Goal — Transcribe the records below exactly.

Structured figure records —
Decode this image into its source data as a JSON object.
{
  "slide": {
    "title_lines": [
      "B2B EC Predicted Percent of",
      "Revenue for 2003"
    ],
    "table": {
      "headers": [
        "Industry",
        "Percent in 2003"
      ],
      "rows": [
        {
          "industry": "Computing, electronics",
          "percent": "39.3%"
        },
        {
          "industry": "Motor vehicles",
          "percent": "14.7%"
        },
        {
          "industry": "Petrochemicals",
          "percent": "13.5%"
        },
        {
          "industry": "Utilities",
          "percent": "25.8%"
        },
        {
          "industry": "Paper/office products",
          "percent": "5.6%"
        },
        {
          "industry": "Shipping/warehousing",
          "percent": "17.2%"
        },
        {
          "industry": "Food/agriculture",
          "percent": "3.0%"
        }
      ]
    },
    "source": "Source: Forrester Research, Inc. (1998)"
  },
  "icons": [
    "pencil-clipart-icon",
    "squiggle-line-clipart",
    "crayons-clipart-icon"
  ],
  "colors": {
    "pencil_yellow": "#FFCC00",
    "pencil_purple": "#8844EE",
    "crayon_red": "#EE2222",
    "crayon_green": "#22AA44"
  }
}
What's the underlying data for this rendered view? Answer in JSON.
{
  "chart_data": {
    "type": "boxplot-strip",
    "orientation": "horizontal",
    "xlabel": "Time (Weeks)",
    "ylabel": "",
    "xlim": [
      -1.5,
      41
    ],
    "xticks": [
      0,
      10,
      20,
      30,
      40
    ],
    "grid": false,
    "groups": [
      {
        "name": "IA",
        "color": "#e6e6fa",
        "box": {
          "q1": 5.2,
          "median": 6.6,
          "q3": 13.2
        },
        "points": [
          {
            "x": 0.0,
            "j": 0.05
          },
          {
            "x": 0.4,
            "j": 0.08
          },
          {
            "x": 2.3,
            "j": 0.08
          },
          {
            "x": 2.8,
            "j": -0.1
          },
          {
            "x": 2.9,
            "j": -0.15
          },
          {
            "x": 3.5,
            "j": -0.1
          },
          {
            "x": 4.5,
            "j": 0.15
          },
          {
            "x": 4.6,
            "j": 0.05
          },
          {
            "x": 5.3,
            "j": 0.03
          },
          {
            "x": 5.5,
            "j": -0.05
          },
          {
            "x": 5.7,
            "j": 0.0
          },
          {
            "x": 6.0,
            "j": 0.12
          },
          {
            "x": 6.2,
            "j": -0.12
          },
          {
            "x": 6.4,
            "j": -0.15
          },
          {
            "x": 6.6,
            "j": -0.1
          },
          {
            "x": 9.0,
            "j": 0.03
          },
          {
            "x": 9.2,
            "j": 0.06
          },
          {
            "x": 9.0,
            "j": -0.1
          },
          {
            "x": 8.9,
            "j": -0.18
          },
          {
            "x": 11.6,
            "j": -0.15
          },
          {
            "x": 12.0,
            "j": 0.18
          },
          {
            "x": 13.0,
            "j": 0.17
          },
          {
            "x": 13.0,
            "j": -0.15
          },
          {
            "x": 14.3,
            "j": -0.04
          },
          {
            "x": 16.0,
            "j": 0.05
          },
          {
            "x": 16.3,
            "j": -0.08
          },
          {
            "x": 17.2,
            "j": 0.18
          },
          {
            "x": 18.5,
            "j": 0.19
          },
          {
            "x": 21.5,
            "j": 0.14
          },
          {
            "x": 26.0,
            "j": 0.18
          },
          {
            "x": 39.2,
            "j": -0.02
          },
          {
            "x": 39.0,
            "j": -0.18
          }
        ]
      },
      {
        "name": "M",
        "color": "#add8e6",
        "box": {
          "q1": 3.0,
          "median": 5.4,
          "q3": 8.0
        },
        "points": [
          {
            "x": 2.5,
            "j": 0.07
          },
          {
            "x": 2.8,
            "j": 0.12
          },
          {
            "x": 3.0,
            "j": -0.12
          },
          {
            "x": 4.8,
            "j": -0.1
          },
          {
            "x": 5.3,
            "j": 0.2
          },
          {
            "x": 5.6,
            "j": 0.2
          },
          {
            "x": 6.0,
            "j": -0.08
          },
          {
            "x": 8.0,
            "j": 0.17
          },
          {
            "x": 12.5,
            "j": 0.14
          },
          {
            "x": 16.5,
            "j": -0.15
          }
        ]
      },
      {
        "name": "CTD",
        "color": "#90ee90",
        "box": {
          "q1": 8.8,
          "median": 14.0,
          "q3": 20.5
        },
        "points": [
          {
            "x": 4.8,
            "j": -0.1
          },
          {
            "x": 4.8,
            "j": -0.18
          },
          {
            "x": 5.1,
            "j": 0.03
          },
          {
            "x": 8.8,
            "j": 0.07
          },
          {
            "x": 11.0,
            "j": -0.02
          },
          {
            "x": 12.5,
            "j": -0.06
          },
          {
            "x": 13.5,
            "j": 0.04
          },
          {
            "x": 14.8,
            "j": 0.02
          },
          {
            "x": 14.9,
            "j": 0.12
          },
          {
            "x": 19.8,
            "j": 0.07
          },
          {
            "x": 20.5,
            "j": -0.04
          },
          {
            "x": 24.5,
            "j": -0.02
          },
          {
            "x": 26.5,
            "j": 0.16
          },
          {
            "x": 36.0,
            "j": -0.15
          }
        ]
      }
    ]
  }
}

Answer to this task —
Decode this image into its source data as a JSON object.
{
  "slide": {
    "title_lines": [
      "B2B EC Predicted Percent of",
      "Revenue for 2003"
    ],
    "table": {
      "headers": [
        "Industry",
        "Percent in 2003"
      ],
      "rows": [
        {
          "industry": "Computing, electronics",
          "percent": "39.3%"
        },
        {
          "industry": "Motor vehicles",
          "percent": "14.7%"
        },
        {
          "industry": "Petrochemicals",
          "percent": "13.5%"
        },
        {
          "industry": "Utilities",
          "percent": "25.8%"
        },
        {
          "industry": "Paper/office products",
          "percent": "5.6%"
        },
        {
          "industry": "Shipping/warehousing",
          "percent": "17.2%"
        },
        {
          "industry": "Food/agriculture",
          "percent": "3.0%"
        }
      ]
    },
    "source": "Source: Forrester Research, Inc. (1998)"
  },
  "icons": [
    "pencil-clipart-icon",
    "squiggle-line-clipart",
    "crayons-clipart-icon"
  ],
  "colors": {
    "pencil_yellow": "#FFCC00",
    "pencil_purple": "#8844EE",
    "crayon_red": "#EE2222",
    "crayon_green": "#22AA44"
  }
}
What's the underlying data for this rendered view? Answer in JSON.
{
  "chart_data": {
    "type": "boxplot-strip",
    "orientation": "horizontal",
    "xlabel": "Time (Weeks)",
    "ylabel": "",
    "xlim": [
      -1.5,
      41
    ],
    "xticks": [
      0,
      10,
      20,
      30,
      40
    ],
    "grid": false,
    "groups": [
      {
        "name": "IA",
        "color": "#e6e6fa",
        "box": {
          "q1": 5.2,
          "median": 6.6,
          "q3": 13.2
        },
        "points": [
          {
            "x": 0.0,
            "j": 0.05
          },
          {
            "x": 0.4,
            "j": 0.08
          },
          {
            "x": 2.3,
            "j": 0.08
          },
          {
            "x": 2.8,
            "j": -0.1
          },
          {
            "x": 2.9,
            "j": -0.15
          },
          {
            "x": 3.5,
            "j": -0.1
          },
          {
            "x": 4.5,
            "j": 0.15
          },
          {
            "x": 4.6,
            "j": 0.05
          },
          {
            "x": 5.3,
            "j": 0.03
          },
          {
            "x": 5.5,
            "j": -0.05
          },
          {
            "x": 5.7,
            "j": 0.0
          },
          {
            "x": 6.0,
            "j": 0.12
          },
          {
            "x": 6.2,
            "j": -0.12
          },
          {
            "x": 6.4,
            "j": -0.15
          },
          {
            "x": 6.6,
            "j": -0.1
          },
          {
            "x": 9.0,
            "j": 0.03
          },
          {
            "x": 9.2,
            "j": 0.06
          },
          {
            "x": 9.0,
            "j": -0.1
          },
          {
            "x": 8.9,
            "j": -0.18
          },
          {
            "x": 11.6,
            "j": -0.15
          },
          {
            "x": 12.0,
            "j": 0.18
          },
          {
            "x": 13.0,
            "j": 0.17
          },
          {
            "x": 13.0,
            "j": -0.15
          },
          {
            "x": 14.3,
            "j": -0.04
          },
          {
            "x": 16.0,
            "j": 0.05
          },
          {
            "x": 16.3,
            "j": -0.08
          },
          {
            "x": 17.2,
            "j": 0.18
          },
          {
            "x": 18.5,
            "j": 0.19
          },
          {
            "x": 21.5,
            "j": 0.14
          },
          {
            "x": 26.0,
            "j": 0.18
          },
          {
            "x": 39.2,
            "j": -0.02
          },
          {
            "x": 39.0,
            "j": -0.18
          }
        ]
      },
      {
        "name": "M",
        "color": "#add8e6",
        "box": {
          "q1": 3.0,
          "median": 5.4,
          "q3": 8.0
        },
        "points": [
          {
            "x": 2.5,
            "j": 0.07
          },
          {
            "x": 2.8,
            "j": 0.12
          },
          {
            "x": 3.0,
            "j": -0.12
          },
          {
            "x": 4.8,
            "j": -0.1
          },
          {
            "x": 5.3,
            "j": 0.2
          },
          {
            "x": 5.6,
            "j": 0.2
          },
          {
            "x": 6.0,
            "j": -0.08
          },
          {
            "x": 8.0,
            "j": 0.17
          },
          {
            "x": 12.5,
            "j": 0.14
          },
          {
            "x": 16.5,
            "j": -0.15
          }
        ]
      },
      {
        "name": "CTD",
        "color": "#90ee90",
        "box": {
          "q1": 8.8,
          "median": 14.0,
          "q3": 20.5
        },
        "points": [
          {
            "x": 4.8,
            "j": -0.1
          },
          {
            "x": 4.8,
            "j": -0.18
          },
          {
            "x": 5.1,
            "j": 0.03
          },
          {
            "x": 8.8,
            "j": 0.07
          },
          {
            "x": 11.0,
            "j": -0.02
          },
          {
            "x": 12.5,
            "j": -0.06
          },
          {
            "x": 13.5,
            "j": 0.04
          },
          {
            "x": 14.8,
            "j": 0.02
          },
          {
            "x": 14.9,
            "j": 0.12
          },
          {
            "x": 19.8,
            "j": 0.07
          },
          {
            "x": 20.5,
            "j": -0.04
          },
          {
            "x": 24.5,
            "j": -0.02
          },
          {
            "x": 26.5,
            "j": 0.16
          },
          {
            "x": 36.0,
            "j": -0.15
          }
        ]
      }
    ]
  }
}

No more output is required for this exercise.